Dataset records
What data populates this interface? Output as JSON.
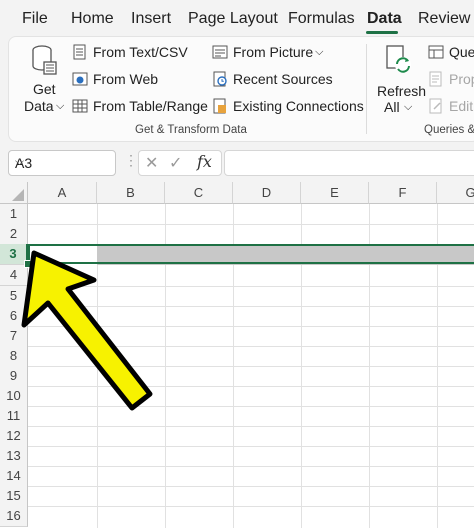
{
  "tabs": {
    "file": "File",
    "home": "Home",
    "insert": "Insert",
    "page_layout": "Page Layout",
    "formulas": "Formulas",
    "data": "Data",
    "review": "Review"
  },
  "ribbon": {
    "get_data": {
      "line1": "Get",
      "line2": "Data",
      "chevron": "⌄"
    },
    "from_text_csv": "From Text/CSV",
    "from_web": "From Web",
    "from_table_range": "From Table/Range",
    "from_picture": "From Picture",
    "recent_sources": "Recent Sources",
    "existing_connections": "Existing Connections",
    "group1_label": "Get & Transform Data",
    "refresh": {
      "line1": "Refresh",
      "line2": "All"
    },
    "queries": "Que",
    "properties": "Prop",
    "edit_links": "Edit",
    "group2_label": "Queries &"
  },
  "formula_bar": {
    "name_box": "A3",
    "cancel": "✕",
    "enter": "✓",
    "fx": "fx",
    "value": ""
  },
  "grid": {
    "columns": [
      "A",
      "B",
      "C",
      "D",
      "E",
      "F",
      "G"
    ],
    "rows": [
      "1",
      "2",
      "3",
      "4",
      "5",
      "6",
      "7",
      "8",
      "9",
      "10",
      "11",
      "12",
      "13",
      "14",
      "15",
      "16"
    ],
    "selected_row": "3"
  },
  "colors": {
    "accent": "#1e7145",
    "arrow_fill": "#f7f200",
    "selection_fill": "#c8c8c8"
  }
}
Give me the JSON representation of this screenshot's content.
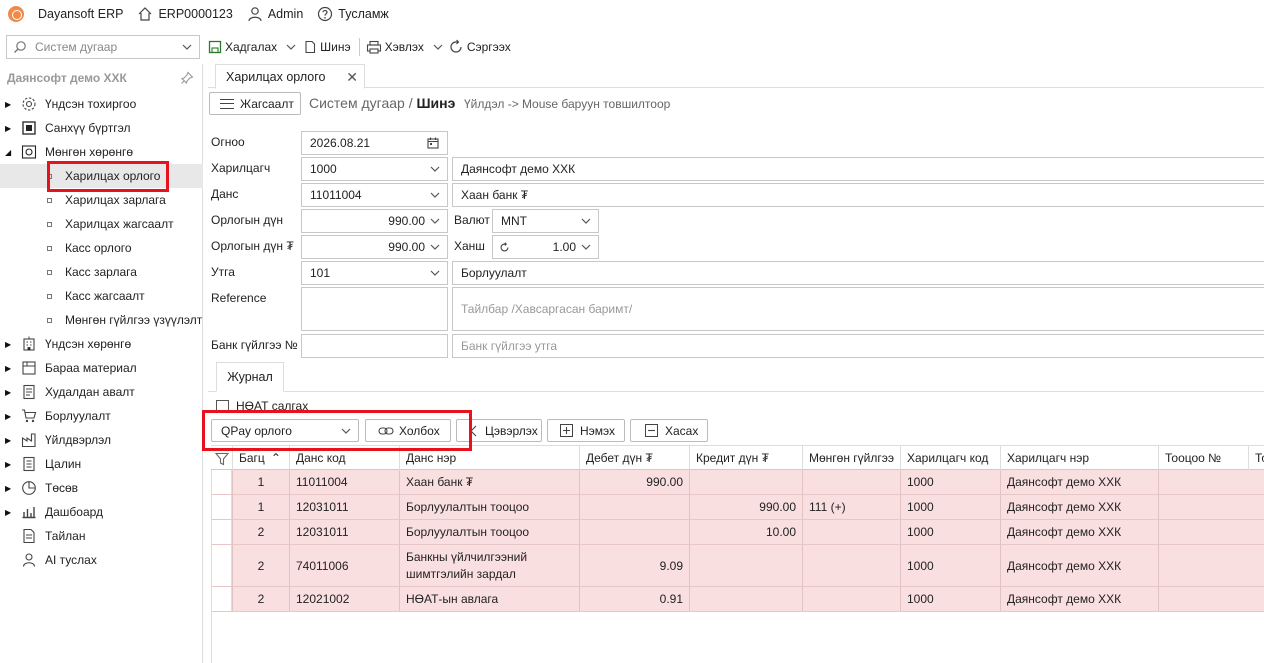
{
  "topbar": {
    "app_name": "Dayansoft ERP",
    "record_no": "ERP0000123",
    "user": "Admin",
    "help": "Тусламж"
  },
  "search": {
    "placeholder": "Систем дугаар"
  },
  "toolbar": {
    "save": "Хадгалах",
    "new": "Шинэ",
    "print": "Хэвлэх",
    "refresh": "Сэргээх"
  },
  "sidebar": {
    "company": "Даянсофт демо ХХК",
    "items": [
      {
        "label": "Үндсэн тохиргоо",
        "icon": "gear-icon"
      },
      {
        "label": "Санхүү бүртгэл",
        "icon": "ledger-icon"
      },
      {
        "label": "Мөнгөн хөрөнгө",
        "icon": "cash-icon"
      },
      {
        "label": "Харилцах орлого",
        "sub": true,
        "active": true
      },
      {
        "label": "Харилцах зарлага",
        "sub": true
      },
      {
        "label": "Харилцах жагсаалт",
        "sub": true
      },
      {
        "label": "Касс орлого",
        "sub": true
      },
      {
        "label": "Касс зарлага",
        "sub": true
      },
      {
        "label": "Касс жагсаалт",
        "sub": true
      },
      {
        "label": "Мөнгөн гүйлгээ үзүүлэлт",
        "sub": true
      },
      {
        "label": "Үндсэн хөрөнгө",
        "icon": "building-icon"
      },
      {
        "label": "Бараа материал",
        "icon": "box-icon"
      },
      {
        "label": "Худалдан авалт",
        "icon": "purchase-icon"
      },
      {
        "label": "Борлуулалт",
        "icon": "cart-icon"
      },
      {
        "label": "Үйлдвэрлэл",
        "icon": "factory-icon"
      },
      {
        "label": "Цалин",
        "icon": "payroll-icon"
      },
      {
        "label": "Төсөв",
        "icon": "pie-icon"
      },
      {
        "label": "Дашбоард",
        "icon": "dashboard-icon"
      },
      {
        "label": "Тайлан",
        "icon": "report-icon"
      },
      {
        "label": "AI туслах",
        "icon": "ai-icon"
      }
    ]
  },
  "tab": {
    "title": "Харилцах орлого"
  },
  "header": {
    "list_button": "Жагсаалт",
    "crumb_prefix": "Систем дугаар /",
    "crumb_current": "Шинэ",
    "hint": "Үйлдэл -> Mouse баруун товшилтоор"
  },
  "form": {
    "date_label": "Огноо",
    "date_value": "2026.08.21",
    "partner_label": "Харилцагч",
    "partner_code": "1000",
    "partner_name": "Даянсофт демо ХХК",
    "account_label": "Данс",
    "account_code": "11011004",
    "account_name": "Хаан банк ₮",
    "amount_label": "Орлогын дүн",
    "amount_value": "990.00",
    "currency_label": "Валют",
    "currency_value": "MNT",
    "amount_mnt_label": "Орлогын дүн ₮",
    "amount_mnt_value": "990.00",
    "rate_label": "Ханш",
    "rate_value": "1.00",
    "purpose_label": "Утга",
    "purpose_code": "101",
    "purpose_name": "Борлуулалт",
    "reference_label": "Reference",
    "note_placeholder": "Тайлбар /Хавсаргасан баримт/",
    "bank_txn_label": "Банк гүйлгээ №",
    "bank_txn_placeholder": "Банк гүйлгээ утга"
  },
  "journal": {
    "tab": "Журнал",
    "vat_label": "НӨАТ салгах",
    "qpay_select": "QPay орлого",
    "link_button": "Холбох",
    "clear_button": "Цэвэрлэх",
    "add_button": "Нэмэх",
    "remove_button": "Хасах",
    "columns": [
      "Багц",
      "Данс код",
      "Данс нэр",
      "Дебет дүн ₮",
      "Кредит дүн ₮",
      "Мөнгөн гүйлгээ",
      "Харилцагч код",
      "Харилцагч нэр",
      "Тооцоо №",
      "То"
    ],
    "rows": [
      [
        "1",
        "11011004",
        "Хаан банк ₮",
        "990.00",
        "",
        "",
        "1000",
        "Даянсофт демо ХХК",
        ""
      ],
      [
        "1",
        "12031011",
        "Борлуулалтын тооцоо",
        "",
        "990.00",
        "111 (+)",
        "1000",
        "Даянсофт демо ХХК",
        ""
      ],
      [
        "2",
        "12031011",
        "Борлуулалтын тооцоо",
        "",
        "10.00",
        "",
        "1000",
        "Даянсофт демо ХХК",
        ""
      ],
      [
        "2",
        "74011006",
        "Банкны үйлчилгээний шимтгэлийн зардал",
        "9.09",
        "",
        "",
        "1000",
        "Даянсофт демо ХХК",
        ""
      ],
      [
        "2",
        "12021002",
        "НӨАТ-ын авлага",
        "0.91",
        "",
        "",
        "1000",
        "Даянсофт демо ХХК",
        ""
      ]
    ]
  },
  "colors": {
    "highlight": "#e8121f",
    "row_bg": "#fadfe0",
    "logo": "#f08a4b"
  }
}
* * *
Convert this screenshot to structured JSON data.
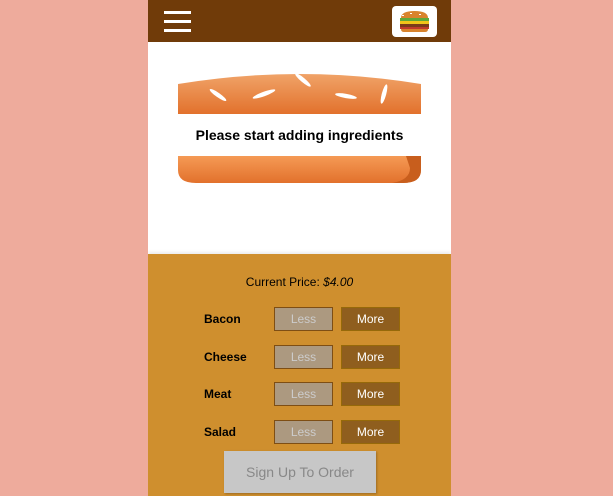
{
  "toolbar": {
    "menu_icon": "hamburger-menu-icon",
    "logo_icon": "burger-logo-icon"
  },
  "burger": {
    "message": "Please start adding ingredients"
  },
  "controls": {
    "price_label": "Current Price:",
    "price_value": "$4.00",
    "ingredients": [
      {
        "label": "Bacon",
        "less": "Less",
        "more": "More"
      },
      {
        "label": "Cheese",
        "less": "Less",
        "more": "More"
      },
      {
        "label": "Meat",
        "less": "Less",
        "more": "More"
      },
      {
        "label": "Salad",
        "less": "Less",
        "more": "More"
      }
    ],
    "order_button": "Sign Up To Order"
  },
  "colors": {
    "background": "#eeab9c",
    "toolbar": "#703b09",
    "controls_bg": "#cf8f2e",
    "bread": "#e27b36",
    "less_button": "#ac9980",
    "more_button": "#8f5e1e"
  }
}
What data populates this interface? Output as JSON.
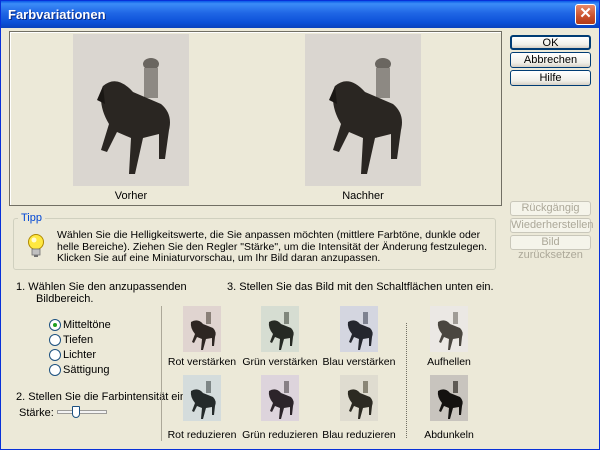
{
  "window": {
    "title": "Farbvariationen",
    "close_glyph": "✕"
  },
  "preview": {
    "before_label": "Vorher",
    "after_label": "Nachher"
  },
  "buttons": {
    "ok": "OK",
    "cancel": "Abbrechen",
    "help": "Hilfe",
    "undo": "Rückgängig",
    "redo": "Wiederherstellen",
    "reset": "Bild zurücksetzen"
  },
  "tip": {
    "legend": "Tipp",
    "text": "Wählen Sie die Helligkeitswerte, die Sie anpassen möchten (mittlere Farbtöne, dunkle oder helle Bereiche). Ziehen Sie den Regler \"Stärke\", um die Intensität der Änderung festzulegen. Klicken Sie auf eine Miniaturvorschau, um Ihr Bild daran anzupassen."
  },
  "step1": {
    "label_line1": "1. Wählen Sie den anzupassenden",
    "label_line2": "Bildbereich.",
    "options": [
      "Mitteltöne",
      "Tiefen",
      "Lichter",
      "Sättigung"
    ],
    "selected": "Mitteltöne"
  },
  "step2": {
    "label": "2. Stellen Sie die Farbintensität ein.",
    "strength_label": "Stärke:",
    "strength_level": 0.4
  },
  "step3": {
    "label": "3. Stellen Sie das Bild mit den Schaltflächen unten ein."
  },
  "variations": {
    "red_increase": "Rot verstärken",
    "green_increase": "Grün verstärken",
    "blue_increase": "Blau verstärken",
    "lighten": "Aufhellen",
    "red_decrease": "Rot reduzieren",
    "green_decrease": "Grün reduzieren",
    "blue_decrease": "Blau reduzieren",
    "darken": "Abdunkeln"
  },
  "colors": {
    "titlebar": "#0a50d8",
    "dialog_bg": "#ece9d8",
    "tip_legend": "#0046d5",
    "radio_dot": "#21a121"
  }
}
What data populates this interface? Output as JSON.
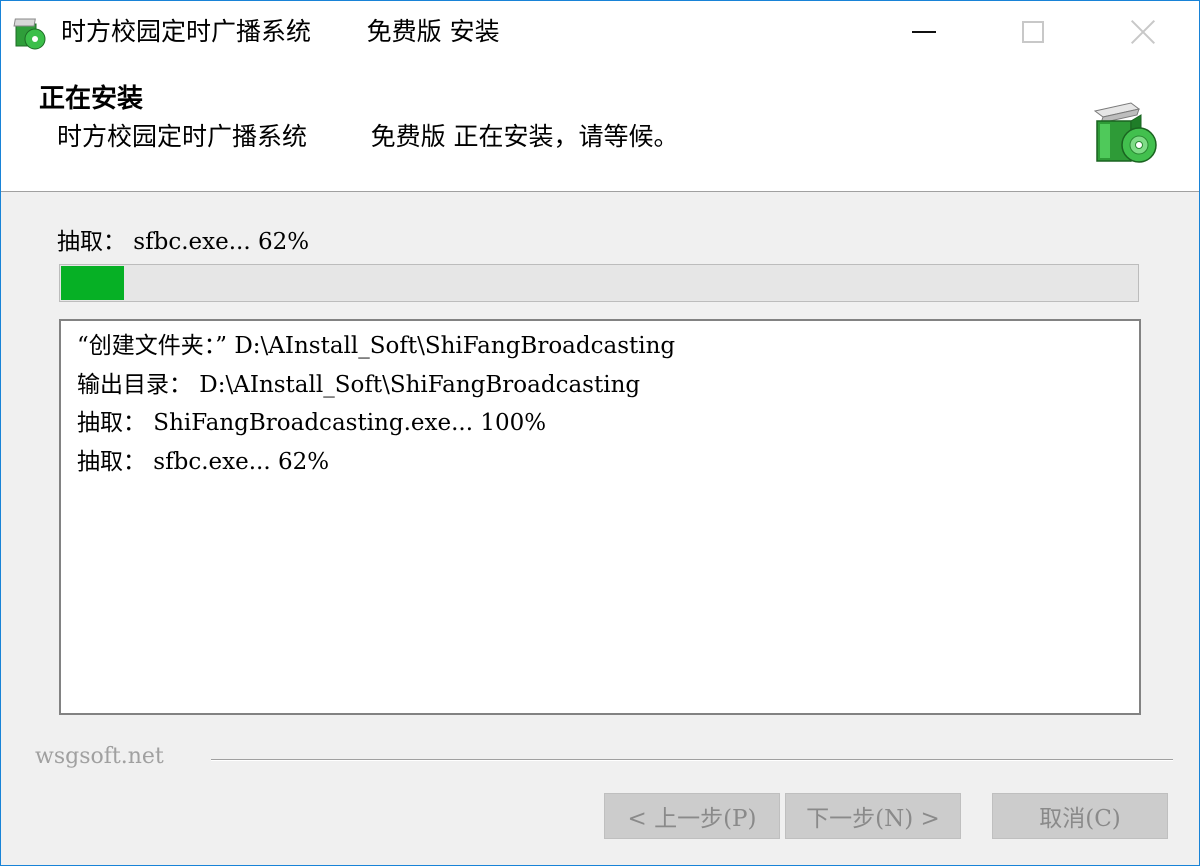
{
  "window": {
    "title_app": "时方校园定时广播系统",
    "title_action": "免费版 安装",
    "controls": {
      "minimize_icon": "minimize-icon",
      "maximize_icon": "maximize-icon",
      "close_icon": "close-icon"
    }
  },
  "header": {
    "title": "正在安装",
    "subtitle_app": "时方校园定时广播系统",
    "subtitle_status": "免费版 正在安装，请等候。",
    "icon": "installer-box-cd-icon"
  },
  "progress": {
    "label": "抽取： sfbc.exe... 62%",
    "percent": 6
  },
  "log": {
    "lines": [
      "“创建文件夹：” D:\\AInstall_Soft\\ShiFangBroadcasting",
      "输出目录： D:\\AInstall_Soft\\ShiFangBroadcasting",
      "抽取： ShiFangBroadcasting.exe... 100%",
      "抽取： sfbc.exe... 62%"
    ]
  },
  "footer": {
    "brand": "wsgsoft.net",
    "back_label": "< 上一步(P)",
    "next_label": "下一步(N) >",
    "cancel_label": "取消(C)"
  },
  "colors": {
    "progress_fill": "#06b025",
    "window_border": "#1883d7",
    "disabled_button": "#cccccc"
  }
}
---
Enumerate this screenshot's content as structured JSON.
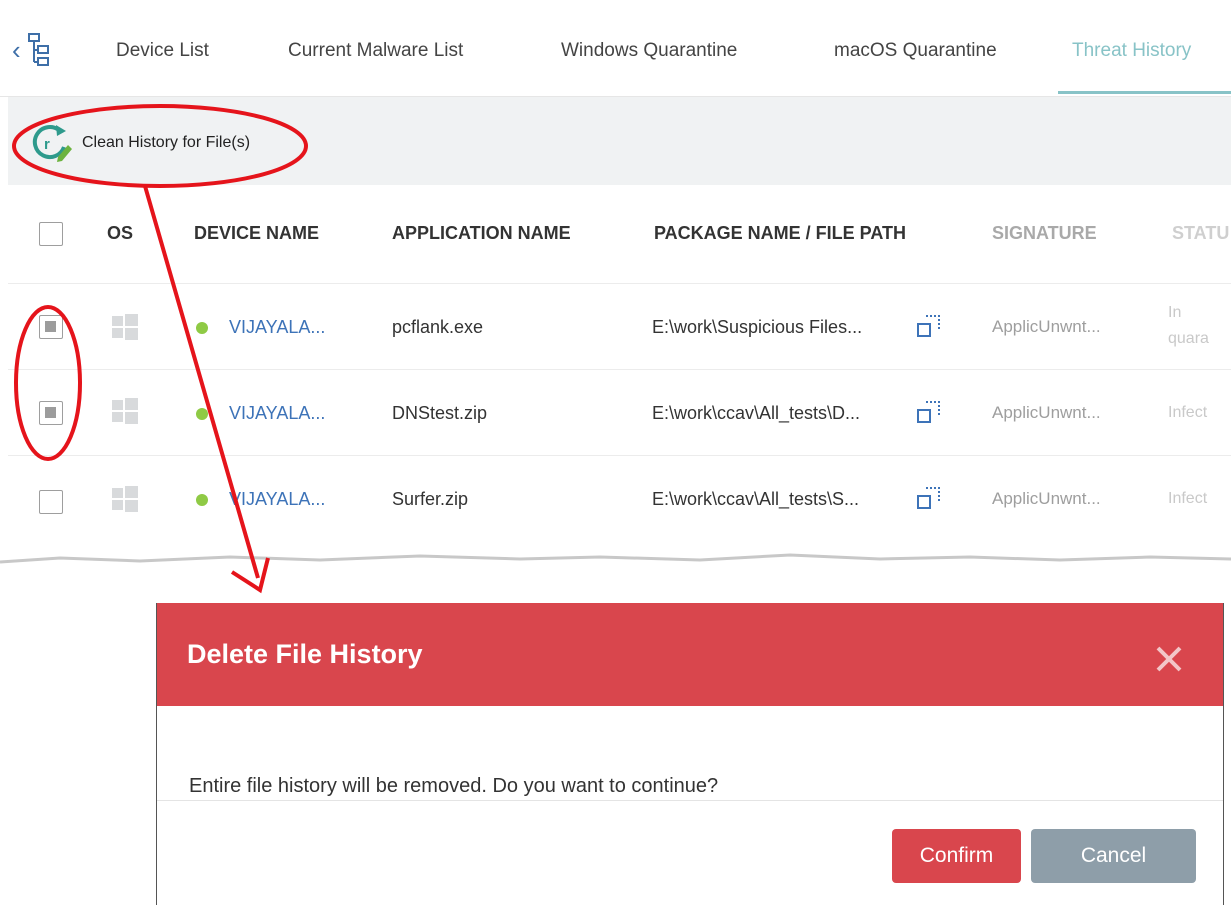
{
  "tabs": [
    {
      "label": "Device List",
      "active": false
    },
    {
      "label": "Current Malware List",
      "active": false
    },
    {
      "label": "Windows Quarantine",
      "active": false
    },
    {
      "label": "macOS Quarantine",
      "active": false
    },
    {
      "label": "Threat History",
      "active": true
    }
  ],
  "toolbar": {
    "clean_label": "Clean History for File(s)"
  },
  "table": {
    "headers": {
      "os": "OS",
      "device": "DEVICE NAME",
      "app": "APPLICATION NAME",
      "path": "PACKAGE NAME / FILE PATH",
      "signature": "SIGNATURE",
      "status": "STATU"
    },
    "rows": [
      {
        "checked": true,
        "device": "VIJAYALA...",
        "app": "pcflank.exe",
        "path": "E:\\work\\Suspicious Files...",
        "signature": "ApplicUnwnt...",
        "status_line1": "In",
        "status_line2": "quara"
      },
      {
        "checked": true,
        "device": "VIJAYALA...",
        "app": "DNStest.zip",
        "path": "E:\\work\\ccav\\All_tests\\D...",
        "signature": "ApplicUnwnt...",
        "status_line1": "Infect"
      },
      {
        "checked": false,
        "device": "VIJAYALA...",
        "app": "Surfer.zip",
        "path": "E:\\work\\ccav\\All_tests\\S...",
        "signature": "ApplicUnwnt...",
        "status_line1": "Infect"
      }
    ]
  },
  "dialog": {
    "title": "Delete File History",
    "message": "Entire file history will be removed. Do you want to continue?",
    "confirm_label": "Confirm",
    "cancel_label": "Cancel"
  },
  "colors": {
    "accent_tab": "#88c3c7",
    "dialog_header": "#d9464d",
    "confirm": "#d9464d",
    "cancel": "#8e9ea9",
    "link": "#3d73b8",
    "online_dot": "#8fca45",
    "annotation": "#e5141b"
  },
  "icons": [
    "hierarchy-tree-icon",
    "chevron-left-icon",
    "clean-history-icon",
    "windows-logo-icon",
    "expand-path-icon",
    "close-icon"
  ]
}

**Work to be completed**
Copy and report every line where the word "Blau" is present.

**Answer to this exercise**
    "blue_increase": "Blau verstärken",
    "blue_decrease": "Blau reduzieren",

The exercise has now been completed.